# Data entries:
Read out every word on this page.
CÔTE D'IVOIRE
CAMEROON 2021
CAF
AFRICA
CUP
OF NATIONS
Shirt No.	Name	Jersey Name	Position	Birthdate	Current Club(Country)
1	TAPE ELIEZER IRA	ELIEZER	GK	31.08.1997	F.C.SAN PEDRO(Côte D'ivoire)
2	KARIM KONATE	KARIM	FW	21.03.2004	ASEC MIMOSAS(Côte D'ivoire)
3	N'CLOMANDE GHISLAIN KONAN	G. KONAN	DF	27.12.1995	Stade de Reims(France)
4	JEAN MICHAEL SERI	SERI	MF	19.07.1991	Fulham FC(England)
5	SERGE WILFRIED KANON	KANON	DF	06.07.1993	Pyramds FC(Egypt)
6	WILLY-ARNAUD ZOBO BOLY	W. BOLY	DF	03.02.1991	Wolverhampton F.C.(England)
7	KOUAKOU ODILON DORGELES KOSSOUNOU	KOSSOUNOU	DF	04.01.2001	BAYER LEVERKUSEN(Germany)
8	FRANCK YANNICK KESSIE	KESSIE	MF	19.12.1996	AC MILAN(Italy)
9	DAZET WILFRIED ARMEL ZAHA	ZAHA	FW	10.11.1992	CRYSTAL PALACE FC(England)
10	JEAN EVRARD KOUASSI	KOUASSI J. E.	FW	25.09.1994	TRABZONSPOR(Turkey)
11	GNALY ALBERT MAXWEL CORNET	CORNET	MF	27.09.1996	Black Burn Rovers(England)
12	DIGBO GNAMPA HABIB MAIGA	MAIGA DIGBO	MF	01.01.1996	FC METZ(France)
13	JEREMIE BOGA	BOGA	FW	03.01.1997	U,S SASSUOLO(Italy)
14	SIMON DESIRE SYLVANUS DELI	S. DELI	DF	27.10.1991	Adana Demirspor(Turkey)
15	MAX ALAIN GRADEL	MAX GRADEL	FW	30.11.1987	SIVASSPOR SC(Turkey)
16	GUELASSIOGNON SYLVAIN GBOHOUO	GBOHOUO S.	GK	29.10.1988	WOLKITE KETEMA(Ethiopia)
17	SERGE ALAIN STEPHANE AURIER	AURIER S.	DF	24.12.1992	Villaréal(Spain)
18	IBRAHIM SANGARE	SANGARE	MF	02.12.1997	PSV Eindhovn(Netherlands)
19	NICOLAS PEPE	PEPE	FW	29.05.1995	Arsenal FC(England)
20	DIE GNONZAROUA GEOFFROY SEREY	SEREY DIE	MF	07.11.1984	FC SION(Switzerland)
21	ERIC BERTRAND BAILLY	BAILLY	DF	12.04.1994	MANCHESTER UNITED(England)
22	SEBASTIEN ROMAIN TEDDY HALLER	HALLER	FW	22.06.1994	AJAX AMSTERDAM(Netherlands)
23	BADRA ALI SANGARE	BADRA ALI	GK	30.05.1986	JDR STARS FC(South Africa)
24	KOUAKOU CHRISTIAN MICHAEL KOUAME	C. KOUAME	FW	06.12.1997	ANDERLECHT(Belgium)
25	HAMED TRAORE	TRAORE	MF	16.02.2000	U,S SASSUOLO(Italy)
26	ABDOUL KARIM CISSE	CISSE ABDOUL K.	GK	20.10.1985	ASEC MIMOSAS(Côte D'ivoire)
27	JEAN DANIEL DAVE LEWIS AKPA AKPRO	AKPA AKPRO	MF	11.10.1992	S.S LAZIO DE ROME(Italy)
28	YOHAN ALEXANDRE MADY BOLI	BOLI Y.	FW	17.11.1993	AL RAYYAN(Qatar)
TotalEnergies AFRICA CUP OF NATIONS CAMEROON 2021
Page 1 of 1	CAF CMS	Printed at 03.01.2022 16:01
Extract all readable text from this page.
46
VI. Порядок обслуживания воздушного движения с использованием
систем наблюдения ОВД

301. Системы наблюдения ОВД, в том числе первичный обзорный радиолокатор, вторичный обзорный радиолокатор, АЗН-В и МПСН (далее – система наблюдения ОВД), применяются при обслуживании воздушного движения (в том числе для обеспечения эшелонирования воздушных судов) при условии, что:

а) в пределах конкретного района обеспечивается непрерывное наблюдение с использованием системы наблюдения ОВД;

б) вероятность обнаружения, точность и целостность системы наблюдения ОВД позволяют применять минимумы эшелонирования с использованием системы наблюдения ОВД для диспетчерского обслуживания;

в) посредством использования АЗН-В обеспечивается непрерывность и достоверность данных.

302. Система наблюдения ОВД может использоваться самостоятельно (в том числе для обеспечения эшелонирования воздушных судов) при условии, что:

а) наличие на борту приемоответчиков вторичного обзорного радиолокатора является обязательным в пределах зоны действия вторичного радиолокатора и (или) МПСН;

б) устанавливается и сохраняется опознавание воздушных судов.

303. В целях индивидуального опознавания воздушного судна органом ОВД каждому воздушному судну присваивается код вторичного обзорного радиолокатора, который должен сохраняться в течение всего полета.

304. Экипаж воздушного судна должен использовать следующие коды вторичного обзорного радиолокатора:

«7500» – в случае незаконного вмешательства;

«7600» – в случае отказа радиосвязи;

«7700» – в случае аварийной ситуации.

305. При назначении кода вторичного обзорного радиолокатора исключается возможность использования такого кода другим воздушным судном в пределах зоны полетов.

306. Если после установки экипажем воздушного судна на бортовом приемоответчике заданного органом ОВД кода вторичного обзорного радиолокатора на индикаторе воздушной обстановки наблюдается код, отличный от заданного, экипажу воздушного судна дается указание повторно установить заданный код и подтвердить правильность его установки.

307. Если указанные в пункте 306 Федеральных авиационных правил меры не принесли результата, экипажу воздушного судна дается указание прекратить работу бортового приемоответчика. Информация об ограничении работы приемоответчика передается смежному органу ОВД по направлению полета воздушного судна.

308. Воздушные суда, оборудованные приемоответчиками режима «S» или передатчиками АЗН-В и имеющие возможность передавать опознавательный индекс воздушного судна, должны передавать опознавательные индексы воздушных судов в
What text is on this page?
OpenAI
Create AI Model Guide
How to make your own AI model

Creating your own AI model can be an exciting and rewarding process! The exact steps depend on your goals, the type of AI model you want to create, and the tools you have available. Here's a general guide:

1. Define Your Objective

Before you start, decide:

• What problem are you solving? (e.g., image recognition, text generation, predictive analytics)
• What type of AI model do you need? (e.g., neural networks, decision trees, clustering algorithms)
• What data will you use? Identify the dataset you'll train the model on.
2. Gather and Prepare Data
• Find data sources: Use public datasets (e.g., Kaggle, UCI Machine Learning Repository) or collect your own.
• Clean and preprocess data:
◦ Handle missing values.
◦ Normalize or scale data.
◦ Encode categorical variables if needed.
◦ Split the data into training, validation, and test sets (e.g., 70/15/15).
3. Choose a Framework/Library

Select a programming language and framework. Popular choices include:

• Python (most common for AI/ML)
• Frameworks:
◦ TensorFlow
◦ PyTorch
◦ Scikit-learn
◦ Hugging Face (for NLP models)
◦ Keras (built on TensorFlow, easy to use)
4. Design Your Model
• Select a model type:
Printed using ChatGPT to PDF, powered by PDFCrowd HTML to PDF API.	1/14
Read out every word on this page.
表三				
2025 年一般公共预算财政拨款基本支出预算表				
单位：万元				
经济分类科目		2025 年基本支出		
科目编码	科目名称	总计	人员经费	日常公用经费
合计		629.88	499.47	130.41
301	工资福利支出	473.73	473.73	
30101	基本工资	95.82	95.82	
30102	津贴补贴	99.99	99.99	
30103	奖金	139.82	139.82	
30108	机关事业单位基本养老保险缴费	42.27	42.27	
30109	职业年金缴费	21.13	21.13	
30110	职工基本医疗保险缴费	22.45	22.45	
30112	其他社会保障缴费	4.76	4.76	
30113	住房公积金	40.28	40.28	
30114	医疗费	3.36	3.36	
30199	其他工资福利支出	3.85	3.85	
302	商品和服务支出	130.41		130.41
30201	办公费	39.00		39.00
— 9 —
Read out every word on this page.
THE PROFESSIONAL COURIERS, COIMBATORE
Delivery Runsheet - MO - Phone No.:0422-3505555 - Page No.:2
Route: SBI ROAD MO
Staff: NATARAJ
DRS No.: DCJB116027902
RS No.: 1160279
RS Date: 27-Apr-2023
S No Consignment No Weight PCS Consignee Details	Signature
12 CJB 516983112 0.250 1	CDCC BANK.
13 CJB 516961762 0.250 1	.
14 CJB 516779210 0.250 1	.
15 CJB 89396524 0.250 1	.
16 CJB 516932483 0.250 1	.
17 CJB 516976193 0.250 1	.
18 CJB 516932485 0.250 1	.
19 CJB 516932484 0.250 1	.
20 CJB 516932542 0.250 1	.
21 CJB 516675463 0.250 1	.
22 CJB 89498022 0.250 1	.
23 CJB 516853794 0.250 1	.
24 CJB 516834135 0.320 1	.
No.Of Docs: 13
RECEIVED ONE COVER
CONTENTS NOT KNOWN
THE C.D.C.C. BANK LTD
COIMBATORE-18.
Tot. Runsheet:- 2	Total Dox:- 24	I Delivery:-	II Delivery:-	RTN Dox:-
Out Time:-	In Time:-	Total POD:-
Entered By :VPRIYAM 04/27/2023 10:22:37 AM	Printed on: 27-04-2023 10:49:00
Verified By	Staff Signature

# Written instruction:
Reply with nothing but the number of lines in the data above that contain "NATIONS".

# Task answer:
2